__AIM__. Below are some entries. Return exactly the lines from the one with "Output the text content of this document." through the final line, leaving out any pictures.
==== LISTED ENTRIES
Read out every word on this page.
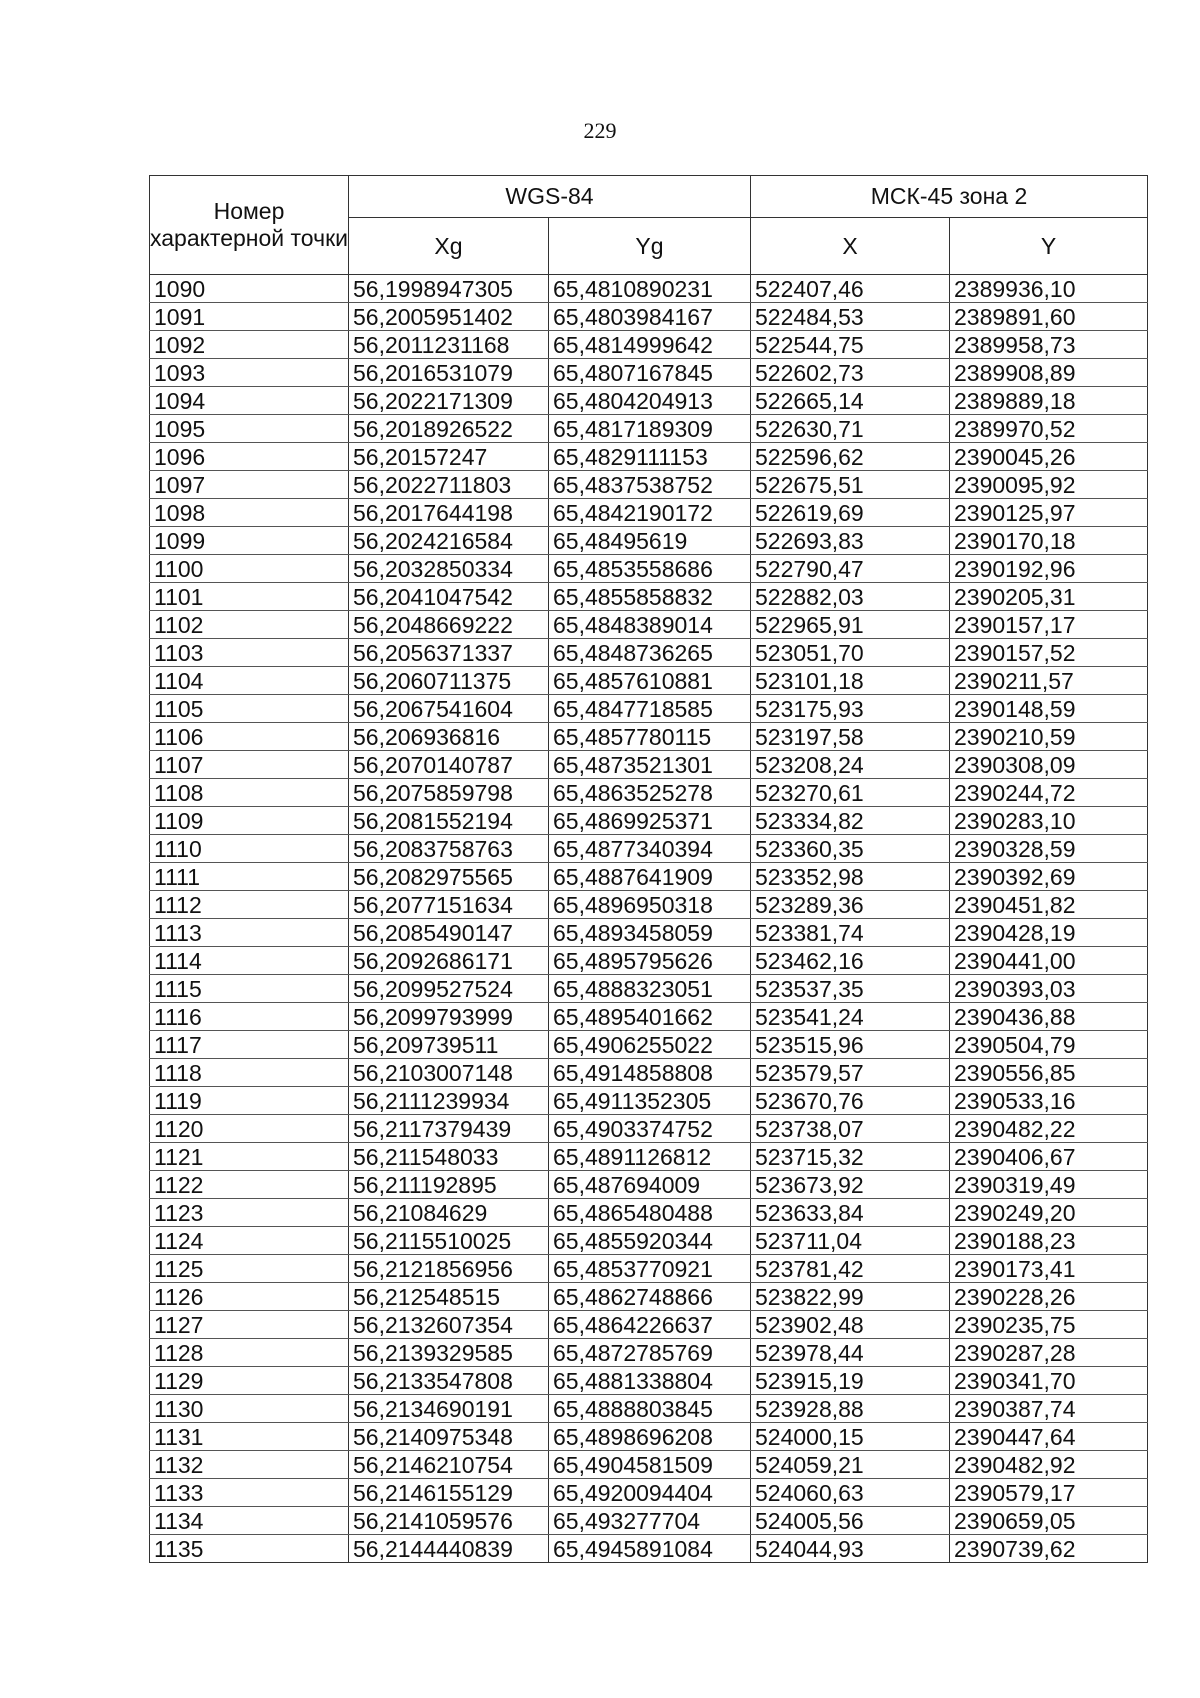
229
Номер характерной точки	WGS-84		МСК-45 зона 2	
	Xg	Yg	X	Y
1090	56,1998947305	65,4810890231	522407,46	2389936,10
1091	56,2005951402	65,4803984167	522484,53	2389891,60
1092	56,2011231168	65,4814999642	522544,75	2389958,73
1093	56,2016531079	65,4807167845	522602,73	2389908,89
1094	56,2022171309	65,4804204913	522665,14	2389889,18
1095	56,2018926522	65,4817189309	522630,71	2389970,52
1096	56,20157247	65,4829111153	522596,62	2390045,26
1097	56,2022711803	65,4837538752	522675,51	2390095,92
1098	56,2017644198	65,4842190172	522619,69	2390125,97
1099	56,2024216584	65,48495619	522693,83	2390170,18
1100	56,2032850334	65,4853558686	522790,47	2390192,96
1101	56,2041047542	65,4855858832	522882,03	2390205,31
1102	56,2048669222	65,4848389014	522965,91	2390157,17
1103	56,2056371337	65,4848736265	523051,70	2390157,52
1104	56,2060711375	65,4857610881	523101,18	2390211,57
1105	56,2067541604	65,4847718585	523175,93	2390148,59
1106	56,206936816	65,4857780115	523197,58	2390210,59
1107	56,2070140787	65,4873521301	523208,24	2390308,09
1108	56,2075859798	65,4863525278	523270,61	2390244,72
1109	56,2081552194	65,4869925371	523334,82	2390283,10
1110	56,2083758763	65,4877340394	523360,35	2390328,59
1111	56,2082975565	65,4887641909	523352,98	2390392,69
1112	56,2077151634	65,4896950318	523289,36	2390451,82
1113	56,2085490147	65,4893458059	523381,74	2390428,19
1114	56,2092686171	65,4895795626	523462,16	2390441,00
1115	56,2099527524	65,4888323051	523537,35	2390393,03
1116	56,2099793999	65,4895401662	523541,24	2390436,88
1117	56,209739511	65,4906255022	523515,96	2390504,79
1118	56,2103007148	65,4914858808	523579,57	2390556,85
1119	56,2111239934	65,4911352305	523670,76	2390533,16
1120	56,2117379439	65,4903374752	523738,07	2390482,22
1121	56,211548033	65,4891126812	523715,32	2390406,67
1122	56,211192895	65,487694009	523673,92	2390319,49
1123	56,21084629	65,4865480488	523633,84	2390249,20
1124	56,2115510025	65,4855920344	523711,04	2390188,23
1125	56,2121856956	65,4853770921	523781,42	2390173,41
1126	56,212548515	65,4862748866	523822,99	2390228,26
1127	56,2132607354	65,4864226637	523902,48	2390235,75
1128	56,2139329585	65,4872785769	523978,44	2390287,28
1129	56,2133547808	65,4881338804	523915,19	2390341,70
1130	56,2134690191	65,4888803845	523928,88	2390387,74
1131	56,2140975348	65,4898696208	524000,15	2390447,64
1132	56,2146210754	65,4904581509	524059,21	2390482,92
1133	56,2146155129	65,4920094404	524060,63	2390579,17
1134	56,2141059576	65,493277704	524005,56	2390659,05
1135	56,2144440839	65,4945891084	524044,93	2390739,62
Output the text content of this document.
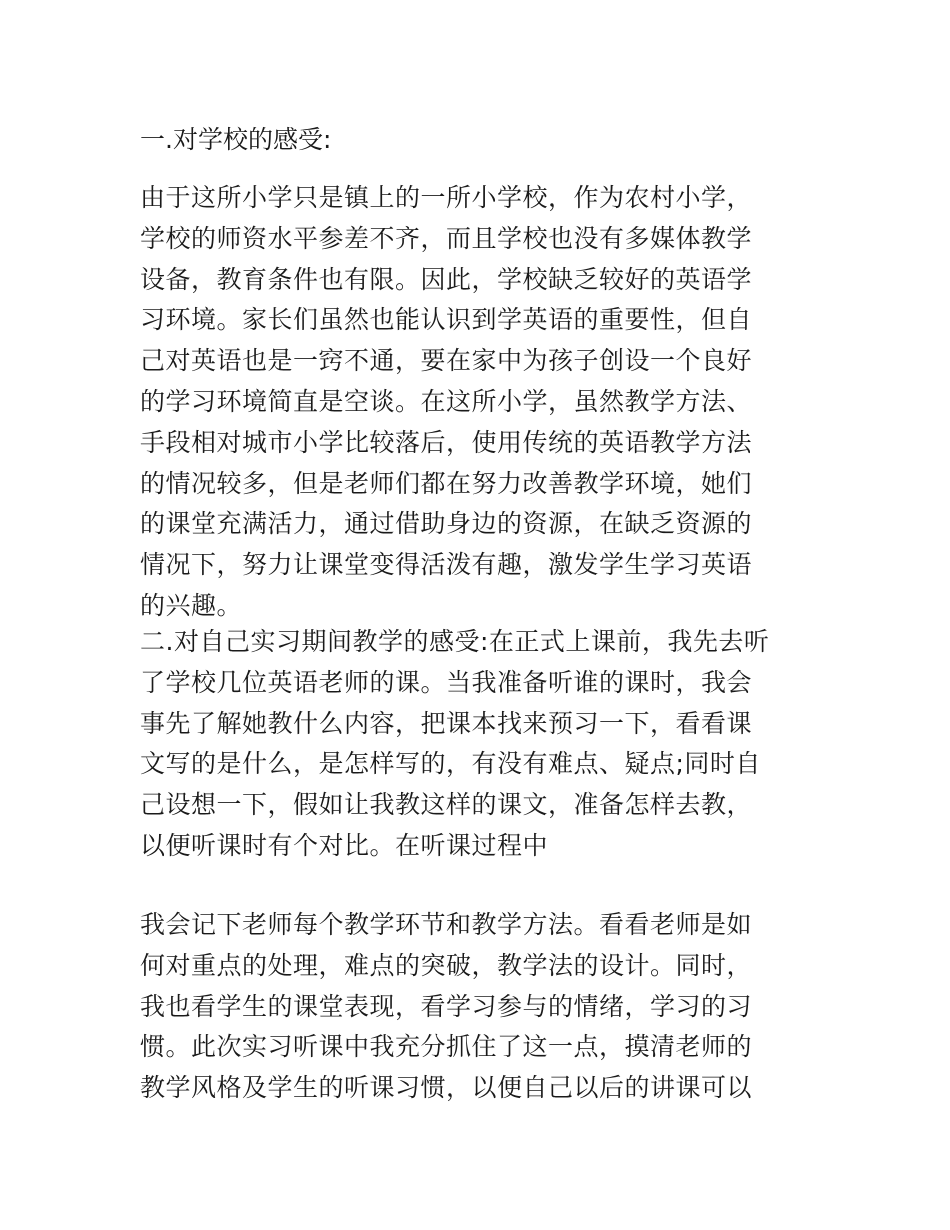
一.对学校的感受:

由于这所小学只是镇上的一所小学校，作为农村小学，
学校的师资水平参差不齐，而且学校也没有多媒体教学
设备，教育条件也有限。因此，学校缺乏较好的英语学
习环境。家长们虽然也能认识到学英语的重要性，但自
己对英语也是一窍不通，要在家中为孩子创设一个良好
的学习环境简直是空谈。在这所小学，虽然教学方法、
手段相对城市小学比较落后，使用传统的英语教学方法
的情况较多，但是老师们都在努力改善教学环境，她们
的课堂充满活力，通过借助身边的资源，在缺乏资源的
情况下，努力让课堂变得活泼有趣，激发学生学习英语
的兴趣。

二.对自己实习期间教学的感受:在正式上课前，我先去听
了学校几位英语老师的课。当我准备听谁的课时，我会
事先了解她教什么内容，把课本找来预习一下，看看课
文写的是什么，是怎样写的，有没有难点、疑点;同时自
己设想一下，假如让我教这样的课文，准备怎样去教，
以便听课时有个对比。在听课过程中

我会记下老师每个教学环节和教学方法。看看老师是如
何对重点的处理，难点的突破，教学法的设计。同时，
我也看学生的课堂表现，看学习参与的情绪，学习的习
惯。此次实习听课中我充分抓住了这一点，摸清老师的
教学风格及学生的听课习惯，以便自己以后的讲课可以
========
__CORRECT RESULT__.
Output the text content of this document.
一.对学校的感受:

由于这所小学只是镇上的一所小学校，作为农村小学，
学校的师资水平参差不齐，而且学校也没有多媒体教学
设备，教育条件也有限。因此，学校缺乏较好的英语学
习环境。家长们虽然也能认识到学英语的重要性，但自
己对英语也是一窍不通，要在家中为孩子创设一个良好
的学习环境简直是空谈。在这所小学，虽然教学方法、
手段相对城市小学比较落后，使用传统的英语教学方法
的情况较多，但是老师们都在努力改善教学环境，她们
的课堂充满活力，通过借助身边的资源，在缺乏资源的
情况下，努力让课堂变得活泼有趣，激发学生学习英语
的兴趣。

二.对自己实习期间教学的感受:在正式上课前，我先去听
了学校几位英语老师的课。当我准备听谁的课时，我会
事先了解她教什么内容，把课本找来预习一下，看看课
文写的是什么，是怎样写的，有没有难点、疑点;同时自
己设想一下，假如让我教这样的课文，准备怎样去教，
以便听课时有个对比。在听课过程中

我会记下老师每个教学环节和教学方法。看看老师是如
何对重点的处理，难点的突破，教学法的设计。同时，
我也看学生的课堂表现，看学习参与的情绪，学习的习
惯。此次实习听课中我充分抓住了这一点，摸清老师的
教学风格及学生的听课习惯，以便自己以后的讲课可以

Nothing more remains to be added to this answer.